- _What to produce_: Please repeat the lines below word for word, starting at the line containing "footer-link-content-policy[interactable]: Content Policy" and continuing through the line containing "gallery-image-pencil[interactable] [217,476,399,659]", with both of those lines included.

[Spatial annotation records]

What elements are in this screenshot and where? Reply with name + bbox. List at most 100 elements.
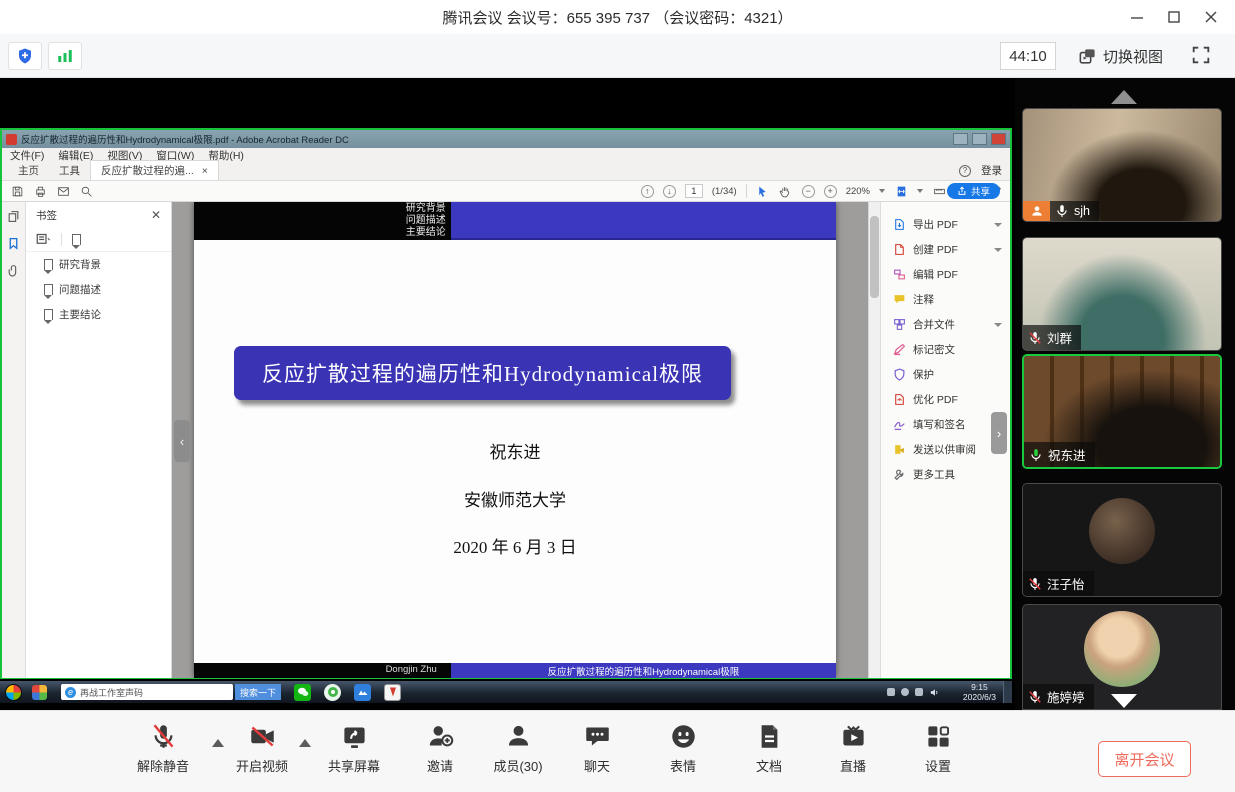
bookmarks-close-icon[interactable]: ✕ <box>151 208 161 222</box>
tab-home[interactable]: 主页 <box>8 161 49 180</box>
zoom-level-value[interactable]: 220% <box>846 186 870 197</box>
security-shield-button[interactable] <box>8 42 42 70</box>
network-signal-button[interactable] <box>48 42 82 70</box>
fit-dropdown-icon[interactable] <box>917 189 923 193</box>
email-icon[interactable] <box>56 184 70 198</box>
chat-button[interactable]: 聊天 <box>555 723 639 775</box>
docs-button[interactable]: 文档 <box>727 723 811 775</box>
tool-combine-files[interactable]: 合并文件 <box>881 312 1010 337</box>
slide-title-box: 反应扩散过程的遍历性和Hydrodynamical极限 <box>234 346 731 400</box>
bookmark-options-icon[interactable] <box>36 233 51 246</box>
collapse-left-panel-icon[interactable]: ‹ <box>174 420 190 462</box>
collapse-tools-panel-icon[interactable]: › <box>991 412 1007 454</box>
taskbar-search-text: 再战工作室声码 <box>80 686 229 699</box>
meeting-titlebar: 腾讯会议 会议号：655 395 737 （会议密码：4321） <box>0 0 1235 34</box>
page-number-input[interactable]: 1 <box>685 184 703 198</box>
chevron-down-icon[interactable] <box>994 323 1002 327</box>
zoom-out-icon[interactable]: − <box>802 185 815 198</box>
control-label: 开启视频 <box>236 756 288 775</box>
acrobat-restore-icon[interactable] <box>972 133 987 145</box>
scroll-up-icon[interactable] <box>1111 90 1137 104</box>
print-icon[interactable] <box>33 184 47 198</box>
tab-tools[interactable]: 工具 <box>49 161 90 180</box>
video-options-caret-icon[interactable] <box>299 739 311 747</box>
tool-more-tools[interactable]: 更多工具 <box>881 462 1010 487</box>
taskbar-clock[interactable]: 9:15 2020/6/3 <box>963 682 996 702</box>
taskbar-search-band[interactable]: e 再战工作室声码 <box>61 684 233 700</box>
bookmark-item[interactable]: 问题描述 <box>26 277 171 302</box>
vertical-scrollbar[interactable] <box>868 202 880 678</box>
switch-view-button[interactable]: 切换视图 <box>1078 42 1163 70</box>
taskbar-search-button[interactable]: 搜索一下 <box>235 684 281 700</box>
help-icon[interactable]: ? <box>959 165 971 177</box>
taskbar-app-icon[interactable] <box>32 685 47 700</box>
bookmark-item[interactable]: 主要结论 <box>26 302 171 327</box>
tab-close-icon[interactable]: × <box>202 165 208 177</box>
wechat-icon[interactable] <box>294 684 311 701</box>
invite-button[interactable]: 邀请 <box>398 723 482 775</box>
volume-icon[interactable] <box>929 687 940 698</box>
pdf-file-icon <box>6 134 17 145</box>
page-up-icon[interactable]: ↑ <box>641 185 654 198</box>
adobe-reader-icon[interactable] <box>384 684 401 701</box>
fullscreen-icon[interactable] <box>1190 44 1212 66</box>
bookmark-item[interactable]: 研究背景 <box>26 252 171 277</box>
scrollbar-thumb[interactable] <box>870 216 879 298</box>
start-button-icon[interactable] <box>5 684 22 701</box>
start-video-button[interactable]: 开启视频 <box>220 723 304 775</box>
acrobat-minimize-icon[interactable] <box>953 133 968 145</box>
leave-meeting-button[interactable]: 离开会议 <box>1098 741 1191 777</box>
emoji-icon <box>670 723 697 750</box>
emoji-button[interactable]: 表情 <box>641 723 725 775</box>
maximize-icon[interactable] <box>1165 8 1183 26</box>
chevron-down-icon[interactable] <box>994 248 1002 252</box>
minimize-icon[interactable] <box>1128 8 1146 26</box>
system-tray[interactable] <box>887 687 940 698</box>
tool-edit-pdf[interactable]: 编辑 PDF <box>881 262 1010 287</box>
tool-label: 创建 PDF <box>913 242 958 257</box>
tool-optimize-pdf[interactable]: 优化 PDF <box>881 387 1010 412</box>
settings-grid-icon <box>925 723 952 750</box>
show-desktop-button[interactable] <box>1003 681 1012 703</box>
acrobat-close-icon[interactable] <box>991 133 1006 145</box>
login-link[interactable]: 登录 <box>981 163 1002 178</box>
tool-comment[interactable]: 注释 <box>881 287 1010 312</box>
browser-360-icon[interactable] <box>324 684 341 701</box>
zoom-in-icon[interactable]: + <box>824 185 837 198</box>
bookmark-label: 问题描述 <box>59 282 101 297</box>
pdf-page: 研究背景 问题描述 主要结论 反应扩散过程的遍历性和Hydrodynamical… <box>194 202 836 678</box>
tool-export-pdf[interactable]: 导出 PDF <box>881 212 1010 237</box>
select-cursor-icon[interactable] <box>756 184 770 198</box>
live-button[interactable]: 直播 <box>811 723 895 775</box>
hand-tool-icon[interactable] <box>779 184 793 198</box>
chevron-down-icon[interactable] <box>994 223 1002 227</box>
measure-icon[interactable] <box>932 184 946 198</box>
search-icon[interactable] <box>79 184 93 198</box>
bookmarks-panel-icon[interactable] <box>7 237 20 250</box>
zoom-dropdown-icon[interactable] <box>879 189 885 193</box>
participant-tile-sjh[interactable]: sjh <box>1022 108 1222 222</box>
page-thumbnails-icon[interactable] <box>7 210 20 223</box>
attachments-icon[interactable] <box>7 264 20 277</box>
participant-tile-wangziyi[interactable]: 汪子怡 <box>1022 483 1222 597</box>
unmute-button[interactable]: 解除静音 <box>121 723 205 775</box>
participant-tile-zhudongjin[interactable]: 祝东进 <box>1022 354 1222 469</box>
tool-protect[interactable]: 保护 <box>881 362 1010 387</box>
share-screen-button[interactable]: 共享屏幕 <box>312 723 396 775</box>
new-bookmark-icon[interactable] <box>72 234 81 245</box>
settings-button[interactable]: 设置 <box>896 723 980 775</box>
close-icon[interactable] <box>1202 8 1220 26</box>
tool-redact[interactable]: 标记密文 <box>881 337 1010 362</box>
tool-create-pdf[interactable]: 创建 PDF <box>881 237 1010 262</box>
blue-app-icon[interactable] <box>354 684 371 701</box>
tab-document[interactable]: 反应扩散过程的遍... × <box>90 160 219 180</box>
page-down-icon[interactable]: ↓ <box>663 185 676 198</box>
fit-width-icon[interactable] <box>894 184 908 198</box>
participant-tile-liuqun[interactable]: 刘群 <box>1022 237 1222 351</box>
save-icon[interactable] <box>10 184 24 198</box>
acrobat-share-button[interactable]: 共享 <box>947 183 1000 199</box>
ie-browser-icon: e <box>65 687 76 698</box>
members-button[interactable]: 成员(30) <box>476 723 560 775</box>
document-icon <box>756 723 783 750</box>
scroll-down-icon[interactable] <box>1111 694 1137 708</box>
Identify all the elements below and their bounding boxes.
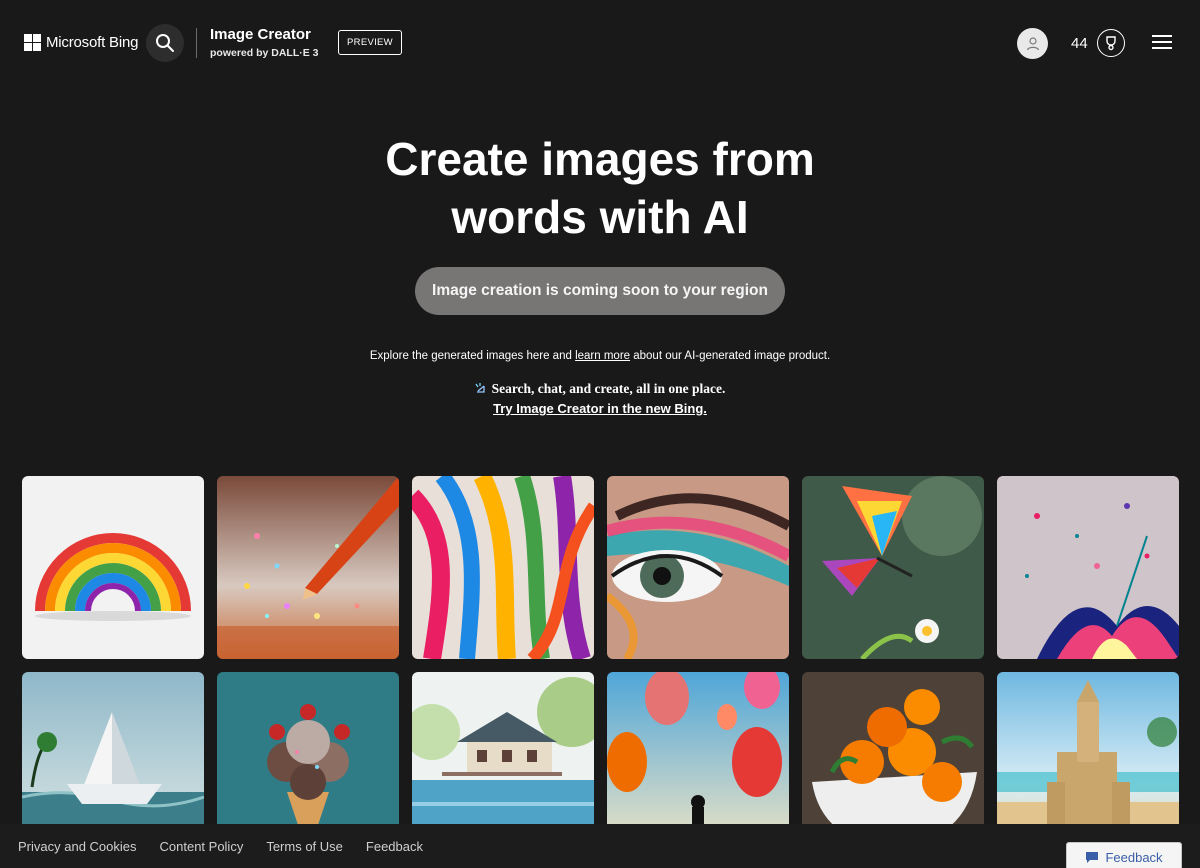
footer-link-content-policy[interactable]: Content Policy [160,839,244,854]
footer-link-privacy[interactable]: Privacy and Cookies [18,839,137,854]
feedback-icon [1086,851,1099,863]
title-line-2: words with AI [451,191,749,243]
gallery-image-ribbons[interactable] [412,476,594,659]
product-subtitle: powered by DALL·E 3 [210,47,319,59]
gallery-image-rainbow[interactable] [22,476,204,659]
feedback-button[interactable]: Feedback [1066,842,1182,868]
rewards-button[interactable] [1097,29,1125,57]
feedback-label: Feedback [1105,849,1163,865]
rewards-count[interactable]: 44 [1071,35,1088,52]
microsoft-logo-icon [24,34,41,51]
image-gallery [22,476,1179,855]
product-title: Image Creator [210,26,311,43]
product-title-block[interactable]: Image Creator powered by DALL·E 3 [210,26,319,59]
explore-suffix: about our AI-generated image product. [630,350,831,362]
menu-icon [1152,35,1172,37]
gallery-image-pencil[interactable] [217,476,399,659]
menu-button[interactable] [1152,35,1172,51]
sparkle-icon [475,383,485,393]
gallery-image-butterfly[interactable] [802,476,984,659]
learn-more-link[interactable]: learn more [575,350,630,362]
preview-badge: PREVIEW [338,30,402,55]
try-new-bing-link[interactable]: Try Image Creator in the new Bing. [300,401,900,416]
profile-button[interactable] [1017,28,1048,59]
brand-name: Microsoft Bing [46,34,139,51]
page-title: Create images from words with AI [300,130,900,246]
explore-prefix: Explore the generated images here and [369,350,576,362]
bing-home-link[interactable]: Microsoft Bing [24,34,138,51]
title-line-1: Create images from [385,133,815,185]
search-icon [156,34,174,52]
header-divider [196,28,197,58]
promo-text: Search, chat, and create, all in one pla… [491,381,726,396]
explore-text: Explore the generated images here and le… [200,350,1000,362]
footer: Privacy and Cookies Content Policy Terms… [0,824,1200,868]
footer-link-terms[interactable]: Terms of Use [266,839,343,854]
trophy-icon [1106,36,1116,51]
coming-soon-button[interactable]: Image creation is coming soon to your re… [415,267,785,315]
search-button[interactable] [146,24,184,62]
footer-link-feedback[interactable]: Feedback [366,839,423,854]
user-icon [1026,36,1039,50]
header: Microsoft Bing Image Creator powered by … [0,0,1200,84]
gallery-image-eye[interactable] [607,476,789,659]
gallery-image-splash[interactable] [997,476,1179,659]
new-bing-promo: Search, chat, and create, all in one pla… [300,381,900,416]
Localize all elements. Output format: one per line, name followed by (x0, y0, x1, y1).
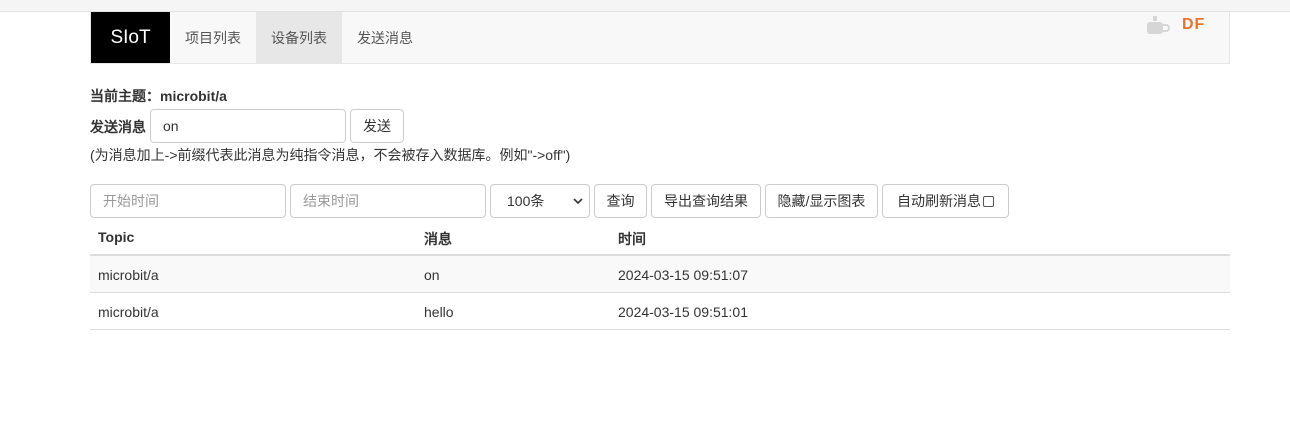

- _Exercise output_:
footer-link-content-policy[interactable]: Content Policy [160,839,244,854]
footer-link-privacy[interactable]: Privacy and Cookies [18,839,137,854]
feedback-icon [1086,851,1099,863]
title-line-2: words with AI [451,191,749,243]
gallery-image-ribbons[interactable] [412,476,594,659]
product-subtitle: powered by DALL·E 3 [210,47,319,59]
gallery-image-rainbow[interactable] [22,476,204,659]
feedback-button[interactable]: Feedback [1066,842,1182,868]
rewards-button[interactable] [1097,29,1125,57]
feedback-label: Feedback [1105,849,1163,865]
rewards-count[interactable]: 44 [1071,35,1088,52]
microsoft-logo-icon [24,34,41,51]
image-gallery [22,476,1179,855]
product-title: Image Creator [210,26,311,43]
product-title-block[interactable]: Image Creator powered by DALL·E 3 [210,26,319,59]
explore-suffix: about our AI-generated image product. [630,350,831,362]
menu-icon [1152,35,1172,37]
gallery-image-pencil[interactable] [217,476,399,659]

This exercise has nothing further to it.